[Information shown]
=-=-=-=-=
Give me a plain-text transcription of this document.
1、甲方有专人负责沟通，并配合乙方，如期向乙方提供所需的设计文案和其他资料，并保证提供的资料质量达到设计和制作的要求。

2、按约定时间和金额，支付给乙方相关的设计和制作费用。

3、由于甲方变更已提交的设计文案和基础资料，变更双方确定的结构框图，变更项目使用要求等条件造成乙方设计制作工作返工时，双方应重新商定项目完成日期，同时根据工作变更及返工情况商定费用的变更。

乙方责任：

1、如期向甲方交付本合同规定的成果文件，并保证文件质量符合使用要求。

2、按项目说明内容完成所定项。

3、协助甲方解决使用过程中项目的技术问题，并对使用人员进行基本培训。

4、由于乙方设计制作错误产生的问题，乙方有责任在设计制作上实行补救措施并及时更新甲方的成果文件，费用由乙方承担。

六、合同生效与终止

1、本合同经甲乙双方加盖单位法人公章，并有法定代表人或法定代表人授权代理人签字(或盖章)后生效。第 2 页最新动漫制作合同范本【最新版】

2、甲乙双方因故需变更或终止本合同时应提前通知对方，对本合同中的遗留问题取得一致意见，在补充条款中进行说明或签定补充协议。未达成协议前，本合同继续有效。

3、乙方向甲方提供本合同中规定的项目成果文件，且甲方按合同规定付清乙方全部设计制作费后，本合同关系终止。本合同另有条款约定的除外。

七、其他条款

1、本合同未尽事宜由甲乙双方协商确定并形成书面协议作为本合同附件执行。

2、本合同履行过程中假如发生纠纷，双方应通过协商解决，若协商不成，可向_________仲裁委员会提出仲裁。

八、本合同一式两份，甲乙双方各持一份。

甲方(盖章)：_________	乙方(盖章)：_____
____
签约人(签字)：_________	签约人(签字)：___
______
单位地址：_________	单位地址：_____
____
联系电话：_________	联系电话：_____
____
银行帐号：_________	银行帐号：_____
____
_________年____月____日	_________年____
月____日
=-=-=-=-=
[Required work] Reproduce each record shown above without altering a single word.

[Response]
Give me a plain-text transcription of this document.
1、甲方有专人负责沟通，并配合乙方，如期向乙方提供所需的设计文案和其他资料，并保证提供的资料质量达到设计和制作的要求。

2、按约定时间和金额，支付给乙方相关的设计和制作费用。

3、由于甲方变更已提交的设计文案和基础资料，变更双方确定的结构框图，变更项目使用要求等条件造成乙方设计制作工作返工时，双方应重新商定项目完成日期，同时根据工作变更及返工情况商定费用的变更。

乙方责任：

1、如期向甲方交付本合同规定的成果文件，并保证文件质量符合使用要求。

2、按项目说明内容完成所定项。

3、协助甲方解决使用过程中项目的技术问题，并对使用人员进行基本培训。

4、由于乙方设计制作错误产生的问题，乙方有责任在设计制作上实行补救措施并及时更新甲方的成果文件，费用由乙方承担。

六、合同生效与终止

1、本合同经甲乙双方加盖单位法人公章，并有法定代表人或法定代表人授权代理人签字(或盖章)后生效。第 2 页最新动漫制作合同范本【最新版】

2、甲乙双方因故需变更或终止本合同时应提前通知对方，对本合同中的遗留问题取得一致意见，在补充条款中进行说明或签定补充协议。未达成协议前，本合同继续有效。

3、乙方向甲方提供本合同中规定的项目成果文件，且甲方按合同规定付清乙方全部设计制作费后，本合同关系终止。本合同另有条款约定的除外。

七、其他条款

1、本合同未尽事宜由甲乙双方协商确定并形成书面协议作为本合同附件执行。

2、本合同履行过程中假如发生纠纷，双方应通过协商解决，若协商不成，可向_________仲裁委员会提出仲裁。

八、本合同一式两份，甲乙双方各持一份。

甲方(盖章)：_________	乙方(盖章)：_____
____
签约人(签字)：_________	签约人(签字)：___
______
单位地址：_________	单位地址：_____
____
联系电话：_________	联系电话：_____
____
银行帐号：_________	银行帐号：_____
____
_________年____月____日	_________年____
月____日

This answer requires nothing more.